(Dataset items)
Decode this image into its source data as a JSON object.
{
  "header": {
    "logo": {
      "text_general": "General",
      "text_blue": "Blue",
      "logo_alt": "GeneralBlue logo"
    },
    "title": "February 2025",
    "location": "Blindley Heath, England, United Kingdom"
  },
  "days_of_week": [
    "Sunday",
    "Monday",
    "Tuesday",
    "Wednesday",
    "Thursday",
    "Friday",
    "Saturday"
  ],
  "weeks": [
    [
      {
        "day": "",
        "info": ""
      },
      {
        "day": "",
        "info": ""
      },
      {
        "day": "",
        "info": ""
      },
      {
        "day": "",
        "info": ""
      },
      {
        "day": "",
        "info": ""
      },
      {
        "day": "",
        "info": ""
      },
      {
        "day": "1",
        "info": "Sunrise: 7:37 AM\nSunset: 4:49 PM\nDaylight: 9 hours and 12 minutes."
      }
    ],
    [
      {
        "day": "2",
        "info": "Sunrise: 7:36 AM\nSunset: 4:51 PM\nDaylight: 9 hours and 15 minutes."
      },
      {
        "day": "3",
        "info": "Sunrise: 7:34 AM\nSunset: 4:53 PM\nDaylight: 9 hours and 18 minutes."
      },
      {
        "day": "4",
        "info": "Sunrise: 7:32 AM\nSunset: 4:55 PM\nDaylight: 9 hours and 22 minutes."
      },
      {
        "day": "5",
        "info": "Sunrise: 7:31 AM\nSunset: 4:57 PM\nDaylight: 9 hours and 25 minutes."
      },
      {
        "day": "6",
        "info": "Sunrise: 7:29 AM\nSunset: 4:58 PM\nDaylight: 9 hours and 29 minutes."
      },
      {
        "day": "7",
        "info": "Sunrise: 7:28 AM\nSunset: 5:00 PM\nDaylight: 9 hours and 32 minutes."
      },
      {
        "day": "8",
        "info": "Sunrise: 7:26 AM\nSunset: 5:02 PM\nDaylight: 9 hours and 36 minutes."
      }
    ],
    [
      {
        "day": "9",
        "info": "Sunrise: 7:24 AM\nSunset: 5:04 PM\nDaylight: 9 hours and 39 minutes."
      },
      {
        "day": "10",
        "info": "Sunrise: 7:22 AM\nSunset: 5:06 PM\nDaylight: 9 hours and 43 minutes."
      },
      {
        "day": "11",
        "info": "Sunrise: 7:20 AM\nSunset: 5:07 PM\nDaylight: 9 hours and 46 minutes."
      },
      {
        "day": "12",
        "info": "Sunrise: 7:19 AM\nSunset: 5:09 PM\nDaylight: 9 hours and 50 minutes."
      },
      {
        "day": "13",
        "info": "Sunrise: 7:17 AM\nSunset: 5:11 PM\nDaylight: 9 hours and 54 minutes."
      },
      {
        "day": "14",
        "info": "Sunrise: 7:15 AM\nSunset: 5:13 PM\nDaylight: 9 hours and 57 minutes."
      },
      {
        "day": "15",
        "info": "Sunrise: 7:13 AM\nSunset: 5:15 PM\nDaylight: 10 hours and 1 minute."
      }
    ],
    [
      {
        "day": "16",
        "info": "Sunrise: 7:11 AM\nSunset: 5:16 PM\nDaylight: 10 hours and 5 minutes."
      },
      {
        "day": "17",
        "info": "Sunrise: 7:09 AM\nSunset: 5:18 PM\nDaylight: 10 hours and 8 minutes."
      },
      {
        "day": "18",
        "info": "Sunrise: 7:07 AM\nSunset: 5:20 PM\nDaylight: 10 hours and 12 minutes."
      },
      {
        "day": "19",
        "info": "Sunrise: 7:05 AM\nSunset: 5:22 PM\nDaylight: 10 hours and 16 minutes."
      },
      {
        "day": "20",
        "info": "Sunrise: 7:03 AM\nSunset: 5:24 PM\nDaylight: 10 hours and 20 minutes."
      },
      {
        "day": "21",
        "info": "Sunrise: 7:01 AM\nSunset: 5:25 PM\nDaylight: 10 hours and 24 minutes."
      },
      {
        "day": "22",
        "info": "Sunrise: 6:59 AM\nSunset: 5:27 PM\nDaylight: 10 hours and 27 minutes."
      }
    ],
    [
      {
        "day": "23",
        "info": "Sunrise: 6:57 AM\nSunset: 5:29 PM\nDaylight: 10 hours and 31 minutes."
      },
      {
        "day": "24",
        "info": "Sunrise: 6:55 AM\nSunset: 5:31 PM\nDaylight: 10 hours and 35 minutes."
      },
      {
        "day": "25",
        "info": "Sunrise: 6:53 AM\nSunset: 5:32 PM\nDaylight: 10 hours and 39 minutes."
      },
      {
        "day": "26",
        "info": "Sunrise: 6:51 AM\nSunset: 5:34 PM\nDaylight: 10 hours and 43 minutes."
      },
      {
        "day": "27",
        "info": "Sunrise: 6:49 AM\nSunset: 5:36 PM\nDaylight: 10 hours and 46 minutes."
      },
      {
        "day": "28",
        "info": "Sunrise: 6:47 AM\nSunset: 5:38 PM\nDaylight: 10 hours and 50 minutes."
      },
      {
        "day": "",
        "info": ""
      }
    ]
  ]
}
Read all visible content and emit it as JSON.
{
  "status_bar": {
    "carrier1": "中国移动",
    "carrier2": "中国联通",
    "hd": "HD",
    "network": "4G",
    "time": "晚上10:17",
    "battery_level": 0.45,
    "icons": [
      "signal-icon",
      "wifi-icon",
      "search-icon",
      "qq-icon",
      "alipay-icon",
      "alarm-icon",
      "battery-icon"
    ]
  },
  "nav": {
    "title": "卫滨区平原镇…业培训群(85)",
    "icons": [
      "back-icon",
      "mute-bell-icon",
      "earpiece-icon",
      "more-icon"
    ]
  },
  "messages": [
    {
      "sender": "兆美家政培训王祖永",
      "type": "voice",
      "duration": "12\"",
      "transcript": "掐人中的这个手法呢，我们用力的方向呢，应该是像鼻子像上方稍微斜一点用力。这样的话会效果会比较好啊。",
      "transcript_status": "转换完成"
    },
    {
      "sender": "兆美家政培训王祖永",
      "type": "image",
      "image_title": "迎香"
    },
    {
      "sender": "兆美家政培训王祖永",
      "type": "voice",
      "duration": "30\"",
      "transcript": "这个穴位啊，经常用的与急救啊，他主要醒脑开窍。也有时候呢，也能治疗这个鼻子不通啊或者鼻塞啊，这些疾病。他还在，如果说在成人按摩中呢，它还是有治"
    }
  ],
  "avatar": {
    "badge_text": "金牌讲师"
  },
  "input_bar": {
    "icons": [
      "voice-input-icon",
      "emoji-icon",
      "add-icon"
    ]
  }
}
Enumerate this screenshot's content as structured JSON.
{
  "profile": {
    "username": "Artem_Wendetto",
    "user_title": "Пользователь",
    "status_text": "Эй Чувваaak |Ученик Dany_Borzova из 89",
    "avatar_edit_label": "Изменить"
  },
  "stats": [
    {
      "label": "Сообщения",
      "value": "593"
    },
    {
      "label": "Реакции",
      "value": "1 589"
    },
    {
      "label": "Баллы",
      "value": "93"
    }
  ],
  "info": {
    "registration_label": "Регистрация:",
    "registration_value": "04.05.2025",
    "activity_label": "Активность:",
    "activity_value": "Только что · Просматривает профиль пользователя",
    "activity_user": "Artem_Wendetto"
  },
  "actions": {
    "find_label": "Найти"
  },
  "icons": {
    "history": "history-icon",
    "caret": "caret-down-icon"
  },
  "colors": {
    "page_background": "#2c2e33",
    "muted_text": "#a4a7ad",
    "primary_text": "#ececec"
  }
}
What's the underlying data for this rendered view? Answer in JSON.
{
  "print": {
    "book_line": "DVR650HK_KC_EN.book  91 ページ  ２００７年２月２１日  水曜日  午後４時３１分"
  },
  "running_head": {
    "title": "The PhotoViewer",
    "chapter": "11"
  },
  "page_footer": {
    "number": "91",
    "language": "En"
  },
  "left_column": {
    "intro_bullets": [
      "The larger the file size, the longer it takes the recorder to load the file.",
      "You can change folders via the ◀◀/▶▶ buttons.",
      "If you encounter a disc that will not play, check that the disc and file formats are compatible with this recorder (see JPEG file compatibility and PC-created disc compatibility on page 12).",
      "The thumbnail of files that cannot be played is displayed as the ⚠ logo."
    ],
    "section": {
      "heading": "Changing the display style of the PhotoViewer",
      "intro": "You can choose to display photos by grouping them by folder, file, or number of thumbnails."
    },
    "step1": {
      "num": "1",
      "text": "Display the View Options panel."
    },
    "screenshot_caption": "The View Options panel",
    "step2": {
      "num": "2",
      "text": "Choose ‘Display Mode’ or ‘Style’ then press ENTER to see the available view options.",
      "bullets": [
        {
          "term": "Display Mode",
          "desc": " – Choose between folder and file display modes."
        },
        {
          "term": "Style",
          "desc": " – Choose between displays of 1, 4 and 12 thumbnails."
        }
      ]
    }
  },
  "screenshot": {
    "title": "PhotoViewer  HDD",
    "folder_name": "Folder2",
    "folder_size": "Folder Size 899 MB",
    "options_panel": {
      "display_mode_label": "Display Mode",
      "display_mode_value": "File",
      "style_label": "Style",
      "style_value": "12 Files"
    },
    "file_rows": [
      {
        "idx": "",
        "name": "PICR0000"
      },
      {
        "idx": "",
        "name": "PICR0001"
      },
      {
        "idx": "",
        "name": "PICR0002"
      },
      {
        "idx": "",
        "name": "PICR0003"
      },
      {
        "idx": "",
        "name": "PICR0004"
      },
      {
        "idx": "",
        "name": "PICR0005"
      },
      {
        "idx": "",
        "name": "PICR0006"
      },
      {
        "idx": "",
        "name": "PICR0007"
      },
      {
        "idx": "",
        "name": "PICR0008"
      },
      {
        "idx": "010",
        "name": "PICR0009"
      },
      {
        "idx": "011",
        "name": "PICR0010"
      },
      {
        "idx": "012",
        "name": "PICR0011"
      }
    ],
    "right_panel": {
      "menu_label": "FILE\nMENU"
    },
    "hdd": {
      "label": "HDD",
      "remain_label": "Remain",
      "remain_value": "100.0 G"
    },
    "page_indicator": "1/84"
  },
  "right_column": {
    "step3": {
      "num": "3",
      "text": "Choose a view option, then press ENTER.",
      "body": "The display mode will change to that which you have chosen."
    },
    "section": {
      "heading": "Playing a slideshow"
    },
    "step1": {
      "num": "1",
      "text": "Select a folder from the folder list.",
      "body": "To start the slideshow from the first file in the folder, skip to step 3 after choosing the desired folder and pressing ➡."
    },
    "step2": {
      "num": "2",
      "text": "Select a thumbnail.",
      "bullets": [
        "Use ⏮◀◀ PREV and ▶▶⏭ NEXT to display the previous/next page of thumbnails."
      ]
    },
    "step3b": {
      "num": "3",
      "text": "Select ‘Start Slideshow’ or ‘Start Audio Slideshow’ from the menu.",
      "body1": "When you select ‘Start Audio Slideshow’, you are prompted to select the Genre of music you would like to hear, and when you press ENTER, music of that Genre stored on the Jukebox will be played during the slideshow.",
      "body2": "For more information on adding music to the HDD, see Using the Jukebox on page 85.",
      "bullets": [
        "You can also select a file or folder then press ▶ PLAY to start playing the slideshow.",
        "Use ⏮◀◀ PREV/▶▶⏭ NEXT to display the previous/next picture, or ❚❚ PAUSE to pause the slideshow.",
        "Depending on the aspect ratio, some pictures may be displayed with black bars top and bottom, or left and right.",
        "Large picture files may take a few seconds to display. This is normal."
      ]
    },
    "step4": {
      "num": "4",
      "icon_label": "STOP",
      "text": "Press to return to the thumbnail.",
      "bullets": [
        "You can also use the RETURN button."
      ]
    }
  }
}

◆ **Written instruction**
How many of the lines above include the string "content"? Reply with the number by itself.

◆ **Result for this task**
2